=== EXERCISE MATERIALS ===
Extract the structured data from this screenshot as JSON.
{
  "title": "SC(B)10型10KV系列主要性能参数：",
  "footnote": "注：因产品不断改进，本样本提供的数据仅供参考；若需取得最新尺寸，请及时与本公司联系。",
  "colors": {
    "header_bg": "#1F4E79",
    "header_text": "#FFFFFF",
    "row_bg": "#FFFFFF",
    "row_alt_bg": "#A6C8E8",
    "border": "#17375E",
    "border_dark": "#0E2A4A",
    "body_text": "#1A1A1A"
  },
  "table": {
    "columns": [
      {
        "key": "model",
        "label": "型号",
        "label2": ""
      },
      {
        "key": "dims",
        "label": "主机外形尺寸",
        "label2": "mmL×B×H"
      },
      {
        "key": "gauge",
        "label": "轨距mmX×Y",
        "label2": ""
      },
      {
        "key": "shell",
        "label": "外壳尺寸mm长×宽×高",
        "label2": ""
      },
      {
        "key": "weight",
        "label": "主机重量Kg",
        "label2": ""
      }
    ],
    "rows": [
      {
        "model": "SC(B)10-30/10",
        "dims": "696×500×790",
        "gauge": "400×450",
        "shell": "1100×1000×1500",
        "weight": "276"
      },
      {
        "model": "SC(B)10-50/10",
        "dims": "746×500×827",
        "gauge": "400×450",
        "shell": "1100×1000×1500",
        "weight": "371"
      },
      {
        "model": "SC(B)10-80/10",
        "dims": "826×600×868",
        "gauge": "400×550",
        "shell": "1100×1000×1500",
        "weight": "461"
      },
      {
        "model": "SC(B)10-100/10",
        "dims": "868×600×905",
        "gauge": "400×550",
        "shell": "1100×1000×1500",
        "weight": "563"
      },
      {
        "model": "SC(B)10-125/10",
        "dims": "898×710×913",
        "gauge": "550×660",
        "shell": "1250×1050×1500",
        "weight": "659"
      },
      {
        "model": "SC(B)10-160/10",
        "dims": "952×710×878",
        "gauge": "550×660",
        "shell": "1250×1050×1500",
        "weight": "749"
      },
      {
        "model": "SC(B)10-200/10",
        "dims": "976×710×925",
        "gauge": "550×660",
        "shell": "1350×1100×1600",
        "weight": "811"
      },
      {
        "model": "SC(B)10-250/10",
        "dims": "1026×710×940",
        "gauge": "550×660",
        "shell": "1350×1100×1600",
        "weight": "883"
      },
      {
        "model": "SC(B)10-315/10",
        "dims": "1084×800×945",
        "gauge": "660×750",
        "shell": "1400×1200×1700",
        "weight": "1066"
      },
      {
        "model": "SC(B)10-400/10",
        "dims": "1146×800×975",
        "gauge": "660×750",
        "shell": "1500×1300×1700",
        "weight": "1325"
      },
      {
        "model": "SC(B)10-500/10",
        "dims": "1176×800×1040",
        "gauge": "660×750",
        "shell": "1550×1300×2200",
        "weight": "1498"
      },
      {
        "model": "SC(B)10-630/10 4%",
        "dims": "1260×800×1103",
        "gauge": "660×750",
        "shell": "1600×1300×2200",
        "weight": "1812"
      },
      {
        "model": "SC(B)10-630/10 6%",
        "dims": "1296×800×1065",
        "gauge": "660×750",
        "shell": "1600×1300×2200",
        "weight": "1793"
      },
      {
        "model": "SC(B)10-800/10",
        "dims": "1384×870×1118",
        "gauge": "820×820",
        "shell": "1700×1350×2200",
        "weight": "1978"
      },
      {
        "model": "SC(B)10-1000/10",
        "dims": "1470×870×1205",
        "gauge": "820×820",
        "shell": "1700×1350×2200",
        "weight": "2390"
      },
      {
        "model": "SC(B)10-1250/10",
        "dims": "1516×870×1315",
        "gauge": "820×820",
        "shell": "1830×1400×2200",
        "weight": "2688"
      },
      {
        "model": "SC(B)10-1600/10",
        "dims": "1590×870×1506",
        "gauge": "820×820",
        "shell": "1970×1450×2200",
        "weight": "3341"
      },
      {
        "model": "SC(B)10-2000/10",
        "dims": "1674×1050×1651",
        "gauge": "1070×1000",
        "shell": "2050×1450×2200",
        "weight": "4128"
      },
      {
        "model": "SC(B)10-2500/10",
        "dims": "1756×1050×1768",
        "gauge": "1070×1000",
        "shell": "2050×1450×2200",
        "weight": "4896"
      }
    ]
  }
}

=== WHAT TO PRODUCE ===
Write out the listing once more, matching it exactly.

=== TASK OUTPUT ===
Extract the structured data from this screenshot as JSON.
{
  "title": "SC(B)10型10KV系列主要性能参数：",
  "footnote": "注：因产品不断改进，本样本提供的数据仅供参考；若需取得最新尺寸，请及时与本公司联系。",
  "colors": {
    "header_bg": "#1F4E79",
    "header_text": "#FFFFFF",
    "row_bg": "#FFFFFF",
    "row_alt_bg": "#A6C8E8",
    "border": "#17375E",
    "border_dark": "#0E2A4A",
    "body_text": "#1A1A1A"
  },
  "table": {
    "columns": [
      {
        "key": "model",
        "label": "型号",
        "label2": ""
      },
      {
        "key": "dims",
        "label": "主机外形尺寸",
        "label2": "mmL×B×H"
      },
      {
        "key": "gauge",
        "label": "轨距mmX×Y",
        "label2": ""
      },
      {
        "key": "shell",
        "label": "外壳尺寸mm长×宽×高",
        "label2": ""
      },
      {
        "key": "weight",
        "label": "主机重量Kg",
        "label2": ""
      }
    ],
    "rows": [
      {
        "model": "SC(B)10-30/10",
        "dims": "696×500×790",
        "gauge": "400×450",
        "shell": "1100×1000×1500",
        "weight": "276"
      },
      {
        "model": "SC(B)10-50/10",
        "dims": "746×500×827",
        "gauge": "400×450",
        "shell": "1100×1000×1500",
        "weight": "371"
      },
      {
        "model": "SC(B)10-80/10",
        "dims": "826×600×868",
        "gauge": "400×550",
        "shell": "1100×1000×1500",
        "weight": "461"
      },
      {
        "model": "SC(B)10-100/10",
        "dims": "868×600×905",
        "gauge": "400×550",
        "shell": "1100×1000×1500",
        "weight": "563"
      },
      {
        "model": "SC(B)10-125/10",
        "dims": "898×710×913",
        "gauge": "550×660",
        "shell": "1250×1050×1500",
        "weight": "659"
      },
      {
        "model": "SC(B)10-160/10",
        "dims": "952×710×878",
        "gauge": "550×660",
        "shell": "1250×1050×1500",
        "weight": "749"
      },
      {
        "model": "SC(B)10-200/10",
        "dims": "976×710×925",
        "gauge": "550×660",
        "shell": "1350×1100×1600",
        "weight": "811"
      },
      {
        "model": "SC(B)10-250/10",
        "dims": "1026×710×940",
        "gauge": "550×660",
        "shell": "1350×1100×1600",
        "weight": "883"
      },
      {
        "model": "SC(B)10-315/10",
        "dims": "1084×800×945",
        "gauge": "660×750",
        "shell": "1400×1200×1700",
        "weight": "1066"
      },
      {
        "model": "SC(B)10-400/10",
        "dims": "1146×800×975",
        "gauge": "660×750",
        "shell": "1500×1300×1700",
        "weight": "1325"
      },
      {
        "model": "SC(B)10-500/10",
        "dims": "1176×800×1040",
        "gauge": "660×750",
        "shell": "1550×1300×2200",
        "weight": "1498"
      },
      {
        "model": "SC(B)10-630/10 4%",
        "dims": "1260×800×1103",
        "gauge": "660×750",
        "shell": "1600×1300×2200",
        "weight": "1812"
      },
      {
        "model": "SC(B)10-630/10 6%",
        "dims": "1296×800×1065",
        "gauge": "660×750",
        "shell": "1600×1300×2200",
        "weight": "1793"
      },
      {
        "model": "SC(B)10-800/10",
        "dims": "1384×870×1118",
        "gauge": "820×820",
        "shell": "1700×1350×2200",
        "weight": "1978"
      },
      {
        "model": "SC(B)10-1000/10",
        "dims": "1470×870×1205",
        "gauge": "820×820",
        "shell": "1700×1350×2200",
        "weight": "2390"
      },
      {
        "model": "SC(B)10-1250/10",
        "dims": "1516×870×1315",
        "gauge": "820×820",
        "shell": "1830×1400×2200",
        "weight": "2688"
      },
      {
        "model": "SC(B)10-1600/10",
        "dims": "1590×870×1506",
        "gauge": "820×820",
        "shell": "1970×1450×2200",
        "weight": "3341"
      },
      {
        "model": "SC(B)10-2000/10",
        "dims": "1674×1050×1651",
        "gauge": "1070×1000",
        "shell": "2050×1450×2200",
        "weight": "4128"
      },
      {
        "model": "SC(B)10-2500/10",
        "dims": "1756×1050×1768",
        "gauge": "1070×1000",
        "shell": "2050×1450×2200",
        "weight": "4896"
      }
    ]
  }
}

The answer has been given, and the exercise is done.